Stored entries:
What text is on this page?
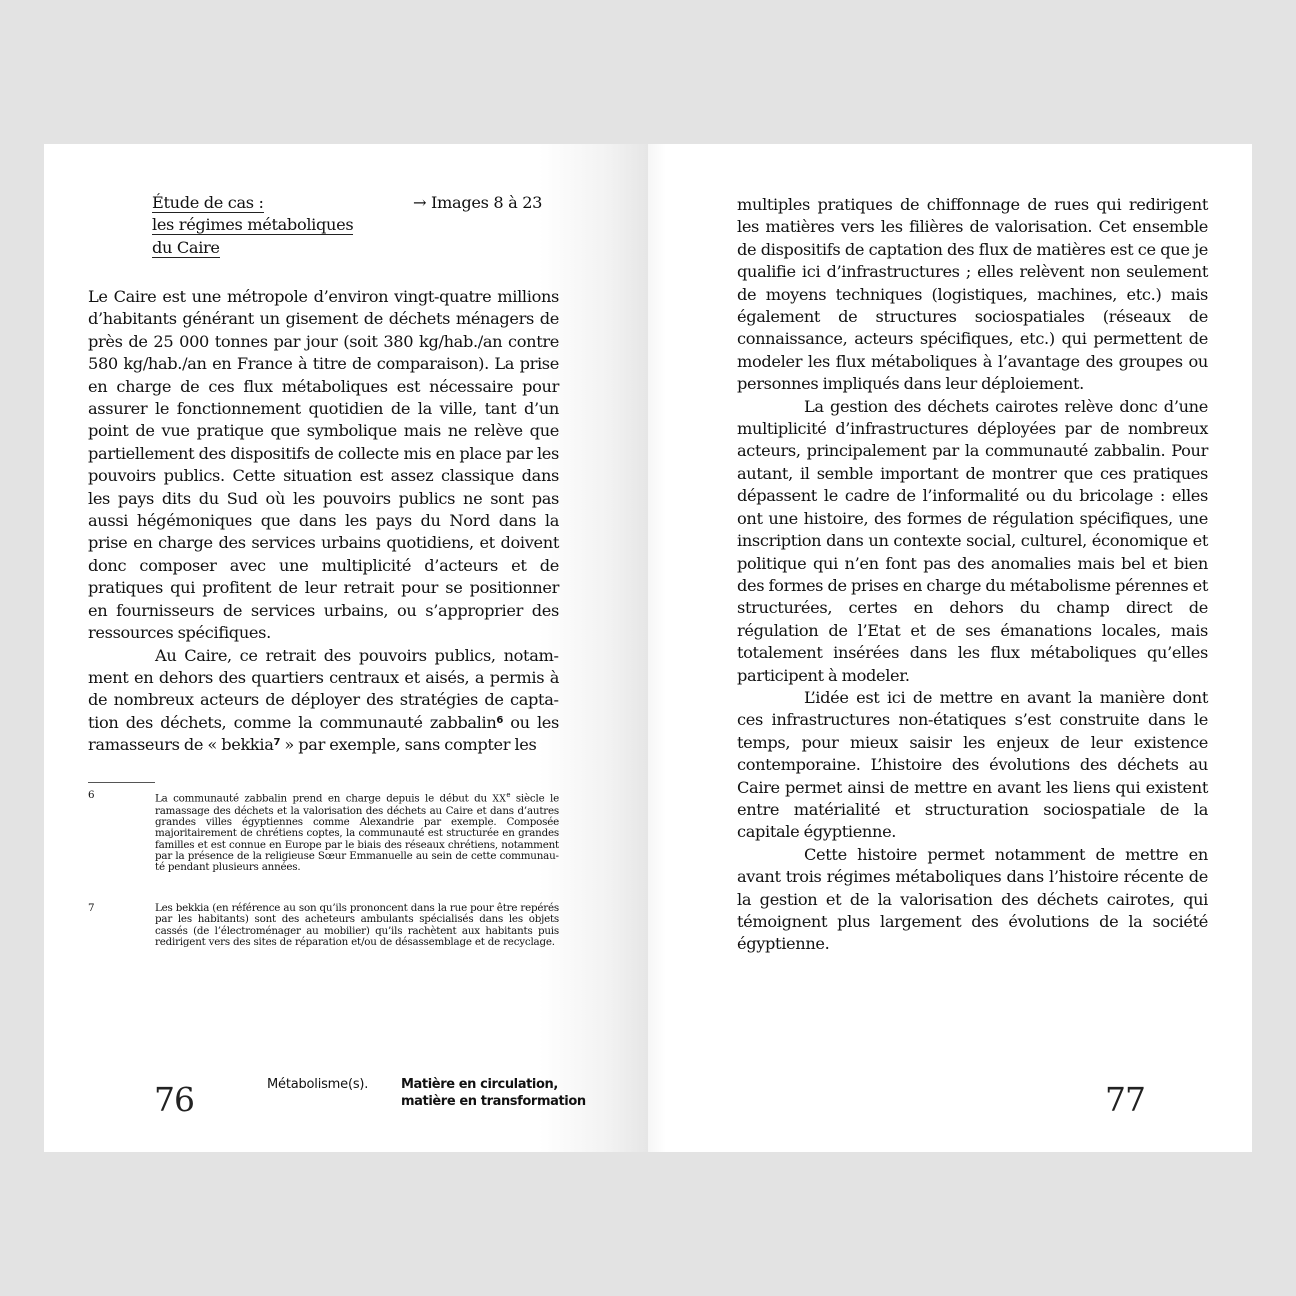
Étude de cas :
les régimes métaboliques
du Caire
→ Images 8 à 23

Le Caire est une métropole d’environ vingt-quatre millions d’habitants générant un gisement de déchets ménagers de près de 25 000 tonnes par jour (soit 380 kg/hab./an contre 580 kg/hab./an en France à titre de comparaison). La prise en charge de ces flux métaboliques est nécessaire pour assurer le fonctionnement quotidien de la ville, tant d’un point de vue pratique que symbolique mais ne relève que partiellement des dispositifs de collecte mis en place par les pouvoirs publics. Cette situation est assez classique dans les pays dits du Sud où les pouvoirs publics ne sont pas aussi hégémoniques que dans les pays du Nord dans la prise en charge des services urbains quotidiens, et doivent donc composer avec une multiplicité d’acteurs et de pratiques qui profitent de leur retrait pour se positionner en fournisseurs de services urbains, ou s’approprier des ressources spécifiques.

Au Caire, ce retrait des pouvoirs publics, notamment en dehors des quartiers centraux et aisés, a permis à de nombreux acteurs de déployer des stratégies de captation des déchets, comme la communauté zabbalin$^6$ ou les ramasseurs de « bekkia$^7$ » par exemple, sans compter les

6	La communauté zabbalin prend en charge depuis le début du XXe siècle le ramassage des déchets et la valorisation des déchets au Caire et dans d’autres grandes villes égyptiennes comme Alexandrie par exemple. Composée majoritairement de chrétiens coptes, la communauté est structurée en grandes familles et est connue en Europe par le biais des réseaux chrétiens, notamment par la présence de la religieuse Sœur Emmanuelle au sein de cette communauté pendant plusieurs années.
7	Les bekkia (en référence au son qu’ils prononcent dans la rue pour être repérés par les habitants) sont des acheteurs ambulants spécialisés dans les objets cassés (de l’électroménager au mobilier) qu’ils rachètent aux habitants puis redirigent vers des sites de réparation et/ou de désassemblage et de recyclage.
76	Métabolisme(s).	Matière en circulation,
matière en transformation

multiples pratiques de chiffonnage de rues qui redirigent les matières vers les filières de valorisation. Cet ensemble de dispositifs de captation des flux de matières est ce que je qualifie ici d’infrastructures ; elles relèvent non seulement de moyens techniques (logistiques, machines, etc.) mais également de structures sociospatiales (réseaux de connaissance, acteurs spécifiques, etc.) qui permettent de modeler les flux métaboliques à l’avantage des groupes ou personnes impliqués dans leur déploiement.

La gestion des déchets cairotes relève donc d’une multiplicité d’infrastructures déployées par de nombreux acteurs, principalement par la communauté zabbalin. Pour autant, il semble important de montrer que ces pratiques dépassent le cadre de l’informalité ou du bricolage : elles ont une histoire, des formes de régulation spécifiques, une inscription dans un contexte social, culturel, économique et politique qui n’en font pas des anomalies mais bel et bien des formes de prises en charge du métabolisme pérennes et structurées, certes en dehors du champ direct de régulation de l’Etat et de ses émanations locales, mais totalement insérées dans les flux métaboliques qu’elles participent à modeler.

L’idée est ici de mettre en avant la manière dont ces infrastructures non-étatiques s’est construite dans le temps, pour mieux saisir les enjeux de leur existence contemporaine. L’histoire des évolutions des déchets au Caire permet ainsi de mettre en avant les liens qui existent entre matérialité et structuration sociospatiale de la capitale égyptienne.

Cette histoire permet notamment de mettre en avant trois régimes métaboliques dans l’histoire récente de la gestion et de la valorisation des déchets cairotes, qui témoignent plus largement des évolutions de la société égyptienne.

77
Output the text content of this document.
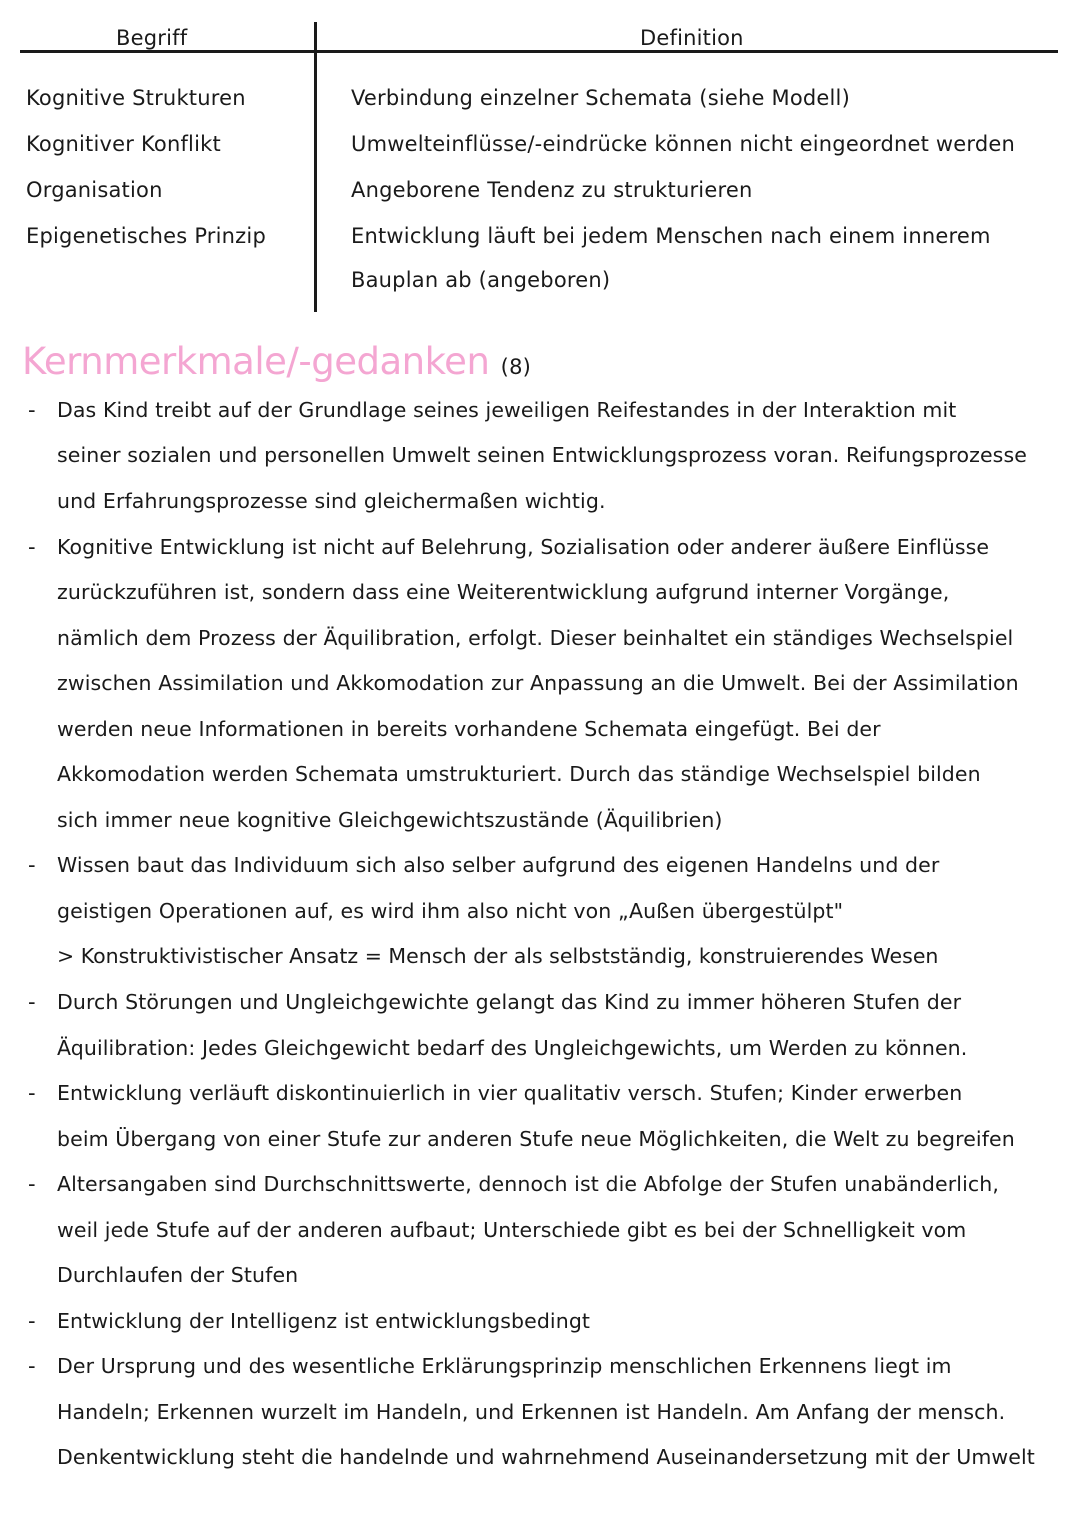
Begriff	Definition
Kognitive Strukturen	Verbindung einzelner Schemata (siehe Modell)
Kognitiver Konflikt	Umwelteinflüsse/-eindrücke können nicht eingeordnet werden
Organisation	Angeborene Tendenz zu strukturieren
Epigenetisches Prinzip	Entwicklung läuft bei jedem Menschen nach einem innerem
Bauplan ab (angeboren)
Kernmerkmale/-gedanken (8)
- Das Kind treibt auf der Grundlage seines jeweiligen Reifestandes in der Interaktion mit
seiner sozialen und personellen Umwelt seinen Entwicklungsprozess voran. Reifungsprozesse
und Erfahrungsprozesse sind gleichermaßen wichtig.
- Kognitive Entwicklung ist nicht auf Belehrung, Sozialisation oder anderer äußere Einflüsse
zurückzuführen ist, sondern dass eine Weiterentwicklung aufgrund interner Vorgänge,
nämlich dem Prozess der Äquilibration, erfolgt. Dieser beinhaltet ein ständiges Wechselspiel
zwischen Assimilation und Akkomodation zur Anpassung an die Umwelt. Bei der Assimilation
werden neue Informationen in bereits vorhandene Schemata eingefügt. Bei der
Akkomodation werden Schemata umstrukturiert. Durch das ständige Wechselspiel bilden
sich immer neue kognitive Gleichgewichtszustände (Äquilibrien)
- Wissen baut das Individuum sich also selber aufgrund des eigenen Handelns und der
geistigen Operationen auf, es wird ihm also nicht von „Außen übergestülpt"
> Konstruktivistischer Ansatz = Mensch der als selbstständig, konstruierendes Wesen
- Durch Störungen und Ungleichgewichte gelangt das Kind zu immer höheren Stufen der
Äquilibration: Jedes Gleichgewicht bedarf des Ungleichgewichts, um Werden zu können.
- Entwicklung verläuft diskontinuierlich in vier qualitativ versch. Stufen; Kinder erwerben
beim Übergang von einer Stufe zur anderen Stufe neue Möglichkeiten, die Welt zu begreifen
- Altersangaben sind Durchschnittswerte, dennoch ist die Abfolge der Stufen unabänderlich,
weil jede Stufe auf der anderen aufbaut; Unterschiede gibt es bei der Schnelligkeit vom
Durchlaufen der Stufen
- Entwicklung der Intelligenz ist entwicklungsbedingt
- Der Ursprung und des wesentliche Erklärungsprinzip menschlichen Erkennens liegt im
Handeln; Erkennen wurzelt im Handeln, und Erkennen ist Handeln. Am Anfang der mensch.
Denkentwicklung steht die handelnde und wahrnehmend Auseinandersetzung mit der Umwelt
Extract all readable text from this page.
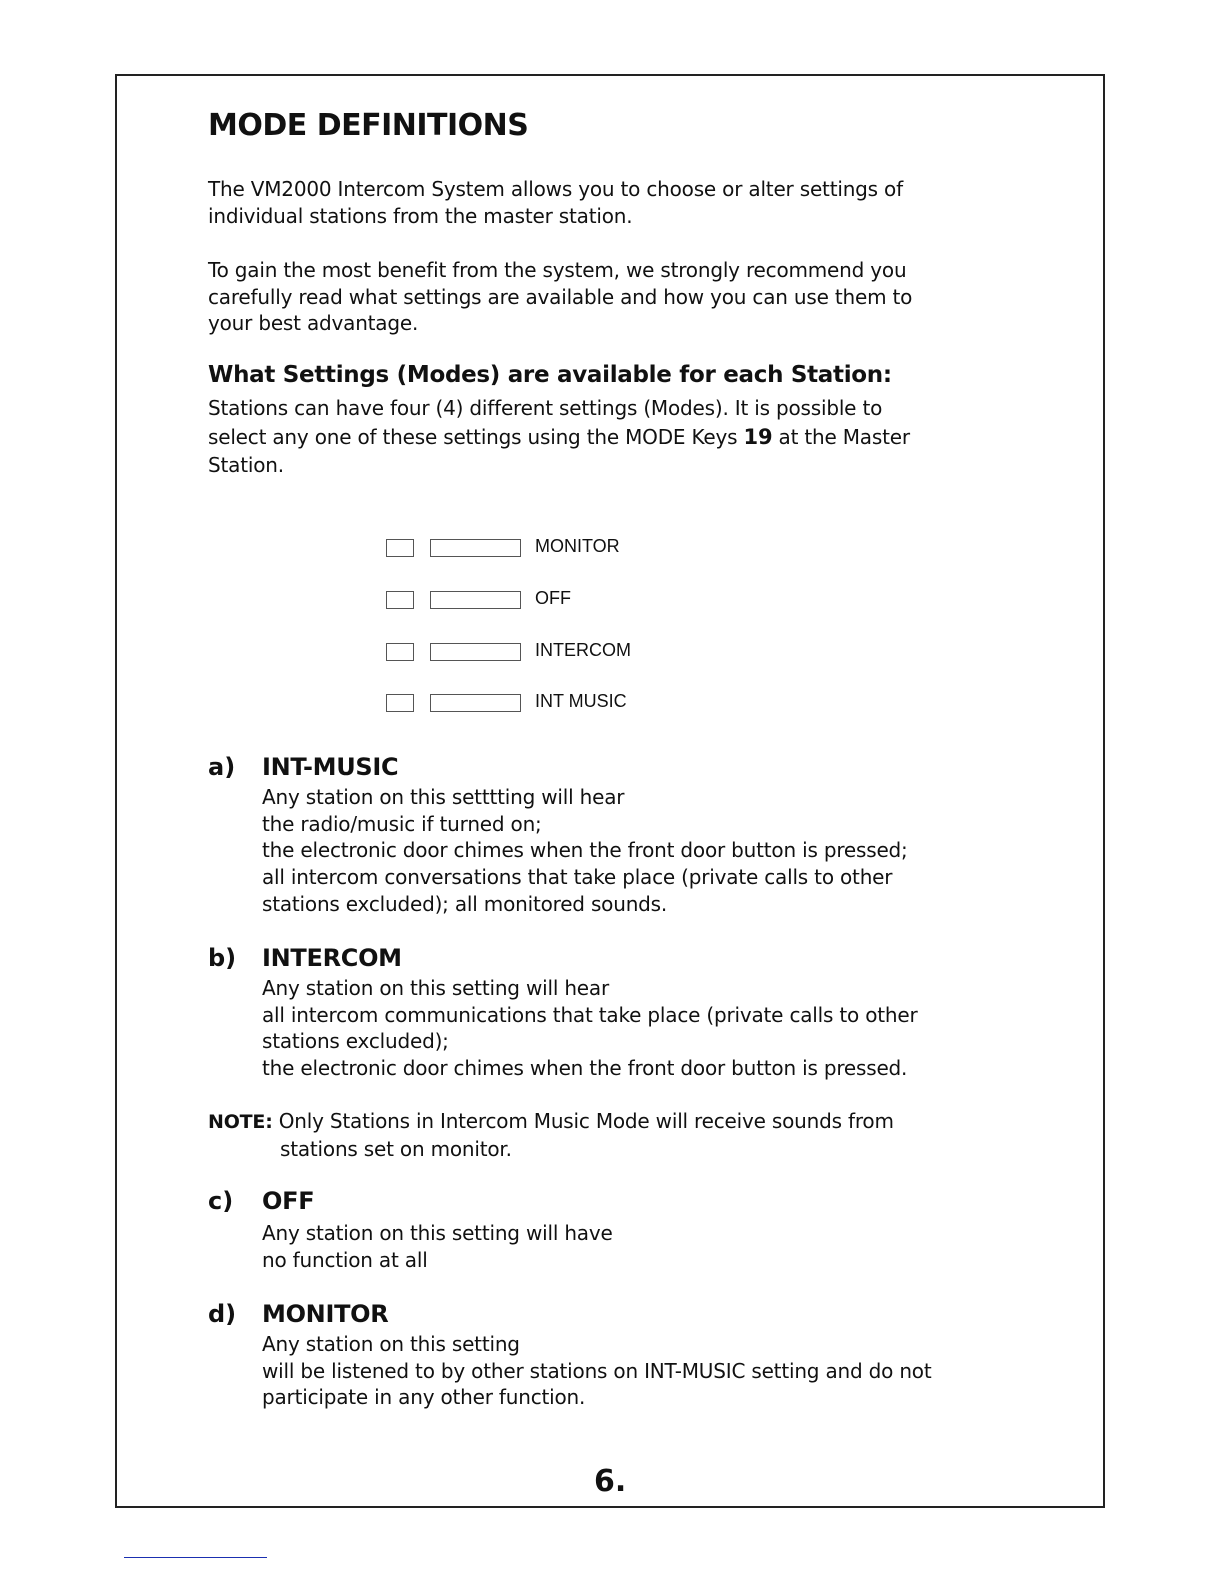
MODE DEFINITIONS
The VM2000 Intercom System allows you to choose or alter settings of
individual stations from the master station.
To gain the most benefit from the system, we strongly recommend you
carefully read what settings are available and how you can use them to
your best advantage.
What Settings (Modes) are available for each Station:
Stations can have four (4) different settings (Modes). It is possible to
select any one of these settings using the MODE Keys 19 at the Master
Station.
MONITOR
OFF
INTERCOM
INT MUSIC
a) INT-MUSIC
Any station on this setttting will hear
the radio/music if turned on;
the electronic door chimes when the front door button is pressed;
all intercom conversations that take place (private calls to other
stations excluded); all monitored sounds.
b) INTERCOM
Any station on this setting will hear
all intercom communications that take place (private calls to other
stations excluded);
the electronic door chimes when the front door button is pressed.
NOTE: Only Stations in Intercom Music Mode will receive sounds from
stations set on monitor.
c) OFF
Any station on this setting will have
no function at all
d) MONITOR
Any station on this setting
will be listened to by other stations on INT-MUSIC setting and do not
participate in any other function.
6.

* **Exercise requirements**: Output each line of the listing above, word for word, from the one holding "Extract all readable text from this page." through the last line, both included; omit the pictures.

* **Reply**:
Extract all readable text from this page.
MODE DEFINITIONS
The VM2000 Intercom System allows you to choose or alter settings of
individual stations from the master station.
To gain the most benefit from the system, we strongly recommend you
carefully read what settings are available and how you can use them to
your best advantage.
What Settings (Modes) are available for each Station:
Stations can have four (4) different settings (Modes). It is possible to
select any one of these settings using the MODE Keys 19 at the Master
Station.
MONITOR
OFF
INTERCOM
INT MUSIC
a) INT-MUSIC
Any station on this setttting will hear
the radio/music if turned on;
the electronic door chimes when the front door button is pressed;
all intercom conversations that take place (private calls to other
stations excluded); all monitored sounds.
b) INTERCOM
Any station on this setting will hear
all intercom communications that take place (private calls to other
stations excluded);
the electronic door chimes when the front door button is pressed.
NOTE: Only Stations in Intercom Music Mode will receive sounds from
stations set on monitor.
c) OFF
Any station on this setting will have
no function at all
d) MONITOR
Any station on this setting
will be listened to by other stations on INT-MUSIC setting and do not
participate in any other function.
6.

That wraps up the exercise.